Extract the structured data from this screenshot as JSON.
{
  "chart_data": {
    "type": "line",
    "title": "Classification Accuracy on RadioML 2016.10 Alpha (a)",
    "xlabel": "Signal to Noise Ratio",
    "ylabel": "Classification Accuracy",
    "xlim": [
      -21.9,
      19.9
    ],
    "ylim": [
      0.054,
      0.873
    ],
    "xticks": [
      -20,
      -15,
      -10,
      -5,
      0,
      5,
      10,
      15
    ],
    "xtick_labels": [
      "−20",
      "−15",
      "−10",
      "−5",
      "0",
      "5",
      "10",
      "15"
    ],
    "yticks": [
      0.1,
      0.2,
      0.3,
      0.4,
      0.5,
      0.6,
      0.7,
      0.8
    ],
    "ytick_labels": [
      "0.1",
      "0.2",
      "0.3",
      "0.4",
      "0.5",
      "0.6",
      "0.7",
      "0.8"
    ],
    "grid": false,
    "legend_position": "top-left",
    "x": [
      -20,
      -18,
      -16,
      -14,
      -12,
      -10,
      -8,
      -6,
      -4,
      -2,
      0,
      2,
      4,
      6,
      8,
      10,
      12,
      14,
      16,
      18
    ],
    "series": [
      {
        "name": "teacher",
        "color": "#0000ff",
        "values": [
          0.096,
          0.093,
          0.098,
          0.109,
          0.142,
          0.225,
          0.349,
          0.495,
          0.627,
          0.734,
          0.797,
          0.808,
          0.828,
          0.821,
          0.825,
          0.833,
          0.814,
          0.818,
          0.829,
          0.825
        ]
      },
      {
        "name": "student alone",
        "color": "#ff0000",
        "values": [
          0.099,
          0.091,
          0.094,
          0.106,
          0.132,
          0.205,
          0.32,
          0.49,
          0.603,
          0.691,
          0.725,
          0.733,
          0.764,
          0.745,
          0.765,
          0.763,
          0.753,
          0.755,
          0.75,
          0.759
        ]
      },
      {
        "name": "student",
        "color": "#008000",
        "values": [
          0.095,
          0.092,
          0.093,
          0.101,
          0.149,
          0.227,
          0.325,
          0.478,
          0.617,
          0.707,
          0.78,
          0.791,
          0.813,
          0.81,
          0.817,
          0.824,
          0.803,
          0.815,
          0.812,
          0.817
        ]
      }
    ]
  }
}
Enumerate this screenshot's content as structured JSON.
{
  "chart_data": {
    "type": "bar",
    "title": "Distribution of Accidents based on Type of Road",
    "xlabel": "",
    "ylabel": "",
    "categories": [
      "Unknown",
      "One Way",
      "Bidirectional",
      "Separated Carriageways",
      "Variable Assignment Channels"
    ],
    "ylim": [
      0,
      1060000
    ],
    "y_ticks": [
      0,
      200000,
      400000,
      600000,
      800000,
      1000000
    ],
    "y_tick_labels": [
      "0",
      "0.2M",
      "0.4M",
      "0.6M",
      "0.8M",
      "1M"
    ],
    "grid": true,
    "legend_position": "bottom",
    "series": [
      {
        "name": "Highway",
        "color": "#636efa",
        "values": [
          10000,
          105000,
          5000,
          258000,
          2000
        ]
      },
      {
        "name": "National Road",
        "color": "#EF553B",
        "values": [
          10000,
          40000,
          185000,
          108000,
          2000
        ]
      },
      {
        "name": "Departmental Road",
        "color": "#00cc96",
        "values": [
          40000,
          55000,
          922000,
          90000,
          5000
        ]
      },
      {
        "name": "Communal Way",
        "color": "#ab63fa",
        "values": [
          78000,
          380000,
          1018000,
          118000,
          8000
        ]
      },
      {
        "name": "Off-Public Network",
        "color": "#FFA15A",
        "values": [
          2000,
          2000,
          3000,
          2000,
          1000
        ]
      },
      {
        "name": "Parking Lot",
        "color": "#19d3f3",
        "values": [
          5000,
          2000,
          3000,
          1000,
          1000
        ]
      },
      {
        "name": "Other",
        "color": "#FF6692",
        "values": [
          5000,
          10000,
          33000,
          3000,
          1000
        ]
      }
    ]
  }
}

◆ ◆ ◆ ◆ ◆

### [Job]
Quote each line of the data above exactly as written.

### [Solution to the exercise]
Extract the structured data from this screenshot as JSON.
{
  "chart_data": {
    "type": "line",
    "title": "Classification Accuracy on RadioML 2016.10 Alpha (a)",
    "xlabel": "Signal to Noise Ratio",
    "ylabel": "Classification Accuracy",
    "xlim": [
      -21.9,
      19.9
    ],
    "ylim": [
      0.054,
      0.873
    ],
    "xticks": [
      -20,
      -15,
      -10,
      -5,
      0,
      5,
      10,
      15
    ],
    "xtick_labels": [
      "−20",
      "−15",
      "−10",
      "−5",
      "0",
      "5",
      "10",
      "15"
    ],
    "yticks": [
      0.1,
      0.2,
      0.3,
      0.4,
      0.5,
      0.6,
      0.7,
      0.8
    ],
    "ytick_labels": [
      "0.1",
      "0.2",
      "0.3",
      "0.4",
      "0.5",
      "0.6",
      "0.7",
      "0.8"
    ],
    "grid": false,
    "legend_position": "top-left",
    "x": [
      -20,
      -18,
      -16,
      -14,
      -12,
      -10,
      -8,
      -6,
      -4,
      -2,
      0,
      2,
      4,
      6,
      8,
      10,
      12,
      14,
      16,
      18
    ],
    "series": [
      {
        "name": "teacher",
        "color": "#0000ff",
        "values": [
          0.096,
          0.093,
          0.098,
          0.109,
          0.142,
          0.225,
          0.349,
          0.495,
          0.627,
          0.734,
          0.797,
          0.808,
          0.828,
          0.821,
          0.825,
          0.833,
          0.814,
          0.818,
          0.829,
          0.825
        ]
      },
      {
        "name": "student alone",
        "color": "#ff0000",
        "values": [
          0.099,
          0.091,
          0.094,
          0.106,
          0.132,
          0.205,
          0.32,
          0.49,
          0.603,
          0.691,
          0.725,
          0.733,
          0.764,
          0.745,
          0.765,
          0.763,
          0.753,
          0.755,
          0.75,
          0.759
        ]
      },
      {
        "name": "student",
        "color": "#008000",
        "values": [
          0.095,
          0.092,
          0.093,
          0.101,
          0.149,
          0.227,
          0.325,
          0.478,
          0.617,
          0.707,
          0.78,
          0.791,
          0.813,
          0.81,
          0.817,
          0.824,
          0.803,
          0.815,
          0.812,
          0.817
        ]
      }
    ]
  }
}
Enumerate this screenshot's content as structured JSON.
{
  "chart_data": {
    "type": "bar",
    "title": "Distribution of Accidents based on Type of Road",
    "xlabel": "",
    "ylabel": "",
    "categories": [
      "Unknown",
      "One Way",
      "Bidirectional",
      "Separated Carriageways",
      "Variable Assignment Channels"
    ],
    "ylim": [
      0,
      1060000
    ],
    "y_ticks": [
      0,
      200000,
      400000,
      600000,
      800000,
      1000000
    ],
    "y_tick_labels": [
      "0",
      "0.2M",
      "0.4M",
      "0.6M",
      "0.8M",
      "1M"
    ],
    "grid": true,
    "legend_position": "bottom",
    "series": [
      {
        "name": "Highway",
        "color": "#636efa",
        "values": [
          10000,
          105000,
          5000,
          258000,
          2000
        ]
      },
      {
        "name": "National Road",
        "color": "#EF553B",
        "values": [
          10000,
          40000,
          185000,
          108000,
          2000
        ]
      },
      {
        "name": "Departmental Road",
        "color": "#00cc96",
        "values": [
          40000,
          55000,
          922000,
          90000,
          5000
        ]
      },
      {
        "name": "Communal Way",
        "color": "#ab63fa",
        "values": [
          78000,
          380000,
          1018000,
          118000,
          8000
        ]
      },
      {
        "name": "Off-Public Network",
        "color": "#FFA15A",
        "values": [
          2000,
          2000,
          3000,
          2000,
          1000
        ]
      },
      {
        "name": "Parking Lot",
        "color": "#19d3f3",
        "values": [
          5000,
          2000,
          3000,
          1000,
          1000
        ]
      },
      {
        "name": "Other",
        "color": "#FF6692",
        "values": [
          5000,
          10000,
          33000,
          3000,
          1000
        ]
      }
    ]
  }
}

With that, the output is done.